[Data entries]
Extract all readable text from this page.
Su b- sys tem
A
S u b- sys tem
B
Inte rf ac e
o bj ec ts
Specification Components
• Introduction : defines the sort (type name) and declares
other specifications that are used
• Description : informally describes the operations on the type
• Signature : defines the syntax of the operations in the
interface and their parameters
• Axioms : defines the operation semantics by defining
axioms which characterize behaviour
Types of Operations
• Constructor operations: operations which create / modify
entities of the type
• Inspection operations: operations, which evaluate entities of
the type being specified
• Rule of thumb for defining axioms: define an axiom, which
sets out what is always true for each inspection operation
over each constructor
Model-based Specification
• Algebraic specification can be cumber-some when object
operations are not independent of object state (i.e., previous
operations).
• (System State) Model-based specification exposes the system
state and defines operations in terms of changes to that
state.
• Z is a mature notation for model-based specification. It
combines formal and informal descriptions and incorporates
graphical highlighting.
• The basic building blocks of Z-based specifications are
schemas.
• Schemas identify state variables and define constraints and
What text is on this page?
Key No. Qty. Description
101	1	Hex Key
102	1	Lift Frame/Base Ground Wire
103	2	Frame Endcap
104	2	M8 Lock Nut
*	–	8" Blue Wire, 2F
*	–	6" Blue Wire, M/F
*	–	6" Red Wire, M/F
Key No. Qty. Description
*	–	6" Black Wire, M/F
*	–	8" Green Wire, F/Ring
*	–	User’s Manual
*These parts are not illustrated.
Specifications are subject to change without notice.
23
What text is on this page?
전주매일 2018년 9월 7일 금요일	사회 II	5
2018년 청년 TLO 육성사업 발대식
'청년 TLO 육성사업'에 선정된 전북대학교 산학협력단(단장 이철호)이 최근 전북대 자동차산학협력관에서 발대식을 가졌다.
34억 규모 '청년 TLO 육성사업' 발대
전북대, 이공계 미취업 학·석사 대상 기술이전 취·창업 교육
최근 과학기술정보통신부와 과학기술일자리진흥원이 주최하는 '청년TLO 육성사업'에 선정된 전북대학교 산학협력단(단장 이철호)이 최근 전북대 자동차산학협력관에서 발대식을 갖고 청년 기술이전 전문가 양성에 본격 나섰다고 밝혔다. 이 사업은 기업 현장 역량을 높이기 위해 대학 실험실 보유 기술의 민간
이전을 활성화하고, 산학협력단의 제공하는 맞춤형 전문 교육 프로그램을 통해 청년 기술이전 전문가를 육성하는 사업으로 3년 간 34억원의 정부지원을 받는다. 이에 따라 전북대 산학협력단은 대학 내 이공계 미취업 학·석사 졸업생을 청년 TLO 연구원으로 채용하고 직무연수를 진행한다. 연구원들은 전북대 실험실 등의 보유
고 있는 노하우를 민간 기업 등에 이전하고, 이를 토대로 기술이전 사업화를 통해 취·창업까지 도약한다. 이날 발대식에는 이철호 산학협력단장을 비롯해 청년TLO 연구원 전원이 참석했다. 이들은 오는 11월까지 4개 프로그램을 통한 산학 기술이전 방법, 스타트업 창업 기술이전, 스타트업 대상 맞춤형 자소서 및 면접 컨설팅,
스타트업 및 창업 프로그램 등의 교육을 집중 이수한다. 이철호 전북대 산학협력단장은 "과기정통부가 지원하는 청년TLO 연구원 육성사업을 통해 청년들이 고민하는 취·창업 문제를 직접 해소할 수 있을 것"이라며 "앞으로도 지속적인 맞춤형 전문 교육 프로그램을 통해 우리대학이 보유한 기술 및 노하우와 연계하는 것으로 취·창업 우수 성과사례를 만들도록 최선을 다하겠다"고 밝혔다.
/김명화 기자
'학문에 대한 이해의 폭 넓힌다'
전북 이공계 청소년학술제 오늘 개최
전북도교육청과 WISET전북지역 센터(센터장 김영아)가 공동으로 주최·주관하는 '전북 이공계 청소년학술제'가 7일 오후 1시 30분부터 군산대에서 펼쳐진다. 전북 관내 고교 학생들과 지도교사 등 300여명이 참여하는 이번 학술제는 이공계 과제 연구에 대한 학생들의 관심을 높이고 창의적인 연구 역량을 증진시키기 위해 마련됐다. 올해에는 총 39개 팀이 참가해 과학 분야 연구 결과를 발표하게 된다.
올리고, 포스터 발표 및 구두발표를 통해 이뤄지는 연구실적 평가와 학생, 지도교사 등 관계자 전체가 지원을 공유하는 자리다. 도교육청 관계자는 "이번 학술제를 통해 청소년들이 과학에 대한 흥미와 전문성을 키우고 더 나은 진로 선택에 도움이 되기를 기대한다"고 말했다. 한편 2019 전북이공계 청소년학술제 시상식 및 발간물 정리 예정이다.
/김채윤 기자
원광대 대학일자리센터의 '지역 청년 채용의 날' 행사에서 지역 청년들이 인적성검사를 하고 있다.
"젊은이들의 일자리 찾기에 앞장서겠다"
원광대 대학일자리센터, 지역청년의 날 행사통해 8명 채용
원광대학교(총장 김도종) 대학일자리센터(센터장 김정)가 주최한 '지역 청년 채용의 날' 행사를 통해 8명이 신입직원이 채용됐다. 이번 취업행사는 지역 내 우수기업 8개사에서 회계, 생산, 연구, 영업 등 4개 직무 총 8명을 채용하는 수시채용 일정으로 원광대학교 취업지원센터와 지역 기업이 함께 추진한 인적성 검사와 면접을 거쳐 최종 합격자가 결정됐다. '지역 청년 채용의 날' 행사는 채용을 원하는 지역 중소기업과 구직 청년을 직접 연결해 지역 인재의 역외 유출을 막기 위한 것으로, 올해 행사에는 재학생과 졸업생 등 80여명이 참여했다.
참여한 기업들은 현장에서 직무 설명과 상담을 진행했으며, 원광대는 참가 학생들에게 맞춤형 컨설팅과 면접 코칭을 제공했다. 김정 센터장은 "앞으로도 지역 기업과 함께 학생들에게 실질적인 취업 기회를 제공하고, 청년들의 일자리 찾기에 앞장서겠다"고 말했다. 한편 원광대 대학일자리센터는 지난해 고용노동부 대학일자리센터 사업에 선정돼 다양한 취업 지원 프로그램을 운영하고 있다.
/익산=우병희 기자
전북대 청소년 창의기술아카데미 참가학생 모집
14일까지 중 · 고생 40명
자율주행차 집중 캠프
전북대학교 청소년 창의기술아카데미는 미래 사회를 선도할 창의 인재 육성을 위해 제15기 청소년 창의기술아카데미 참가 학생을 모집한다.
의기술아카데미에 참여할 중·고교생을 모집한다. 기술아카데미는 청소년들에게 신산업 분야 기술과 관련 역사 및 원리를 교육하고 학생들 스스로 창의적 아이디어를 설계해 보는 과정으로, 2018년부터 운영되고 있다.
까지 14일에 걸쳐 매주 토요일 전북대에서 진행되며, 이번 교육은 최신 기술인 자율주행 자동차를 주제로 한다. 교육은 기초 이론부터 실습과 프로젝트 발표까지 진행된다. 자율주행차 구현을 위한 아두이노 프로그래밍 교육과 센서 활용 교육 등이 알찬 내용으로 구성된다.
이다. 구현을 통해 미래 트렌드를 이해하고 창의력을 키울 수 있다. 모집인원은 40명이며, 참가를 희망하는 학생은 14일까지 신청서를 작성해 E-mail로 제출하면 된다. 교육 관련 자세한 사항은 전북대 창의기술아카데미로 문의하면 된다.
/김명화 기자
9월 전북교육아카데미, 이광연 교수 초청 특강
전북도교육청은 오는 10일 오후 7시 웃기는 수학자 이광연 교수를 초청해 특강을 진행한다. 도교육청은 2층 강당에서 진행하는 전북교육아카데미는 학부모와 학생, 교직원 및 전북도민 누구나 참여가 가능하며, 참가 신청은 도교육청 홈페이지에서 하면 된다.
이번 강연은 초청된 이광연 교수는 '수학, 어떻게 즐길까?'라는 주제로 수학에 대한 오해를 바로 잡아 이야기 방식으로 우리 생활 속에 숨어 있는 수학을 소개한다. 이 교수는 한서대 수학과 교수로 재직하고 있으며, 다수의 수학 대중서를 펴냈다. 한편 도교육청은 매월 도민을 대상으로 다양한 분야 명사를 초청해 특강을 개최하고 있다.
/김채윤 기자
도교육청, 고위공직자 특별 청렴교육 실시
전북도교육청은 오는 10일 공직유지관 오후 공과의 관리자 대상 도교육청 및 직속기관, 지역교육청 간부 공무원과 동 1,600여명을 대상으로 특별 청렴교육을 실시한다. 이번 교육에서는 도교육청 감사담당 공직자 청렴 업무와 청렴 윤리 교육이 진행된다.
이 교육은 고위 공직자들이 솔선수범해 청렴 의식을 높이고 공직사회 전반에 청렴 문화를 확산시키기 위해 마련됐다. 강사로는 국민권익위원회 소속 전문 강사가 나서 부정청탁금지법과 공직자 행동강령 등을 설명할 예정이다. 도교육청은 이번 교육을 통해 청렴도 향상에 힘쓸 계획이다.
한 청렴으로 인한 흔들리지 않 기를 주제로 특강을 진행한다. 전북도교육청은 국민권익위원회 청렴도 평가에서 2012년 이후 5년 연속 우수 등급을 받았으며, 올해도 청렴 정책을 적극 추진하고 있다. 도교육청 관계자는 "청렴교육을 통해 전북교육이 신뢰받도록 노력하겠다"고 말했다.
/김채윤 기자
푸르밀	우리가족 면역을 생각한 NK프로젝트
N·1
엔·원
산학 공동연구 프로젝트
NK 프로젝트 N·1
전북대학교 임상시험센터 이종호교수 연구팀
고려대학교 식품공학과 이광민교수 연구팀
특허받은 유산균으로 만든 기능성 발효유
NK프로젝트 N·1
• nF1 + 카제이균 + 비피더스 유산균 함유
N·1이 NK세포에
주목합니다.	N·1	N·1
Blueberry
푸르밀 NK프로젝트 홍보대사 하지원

# Challenge
Look over the material above and show each line where "Wire" appears.

# Response to the task
102	1	Lift Frame/Base Ground Wire
*	–	8" Blue Wire, 2F
*	–	6" Blue Wire, M/F
*	–	6" Red Wire, M/F
*	–	6" Black Wire, M/F
*	–	8" Green Wire, F/Ring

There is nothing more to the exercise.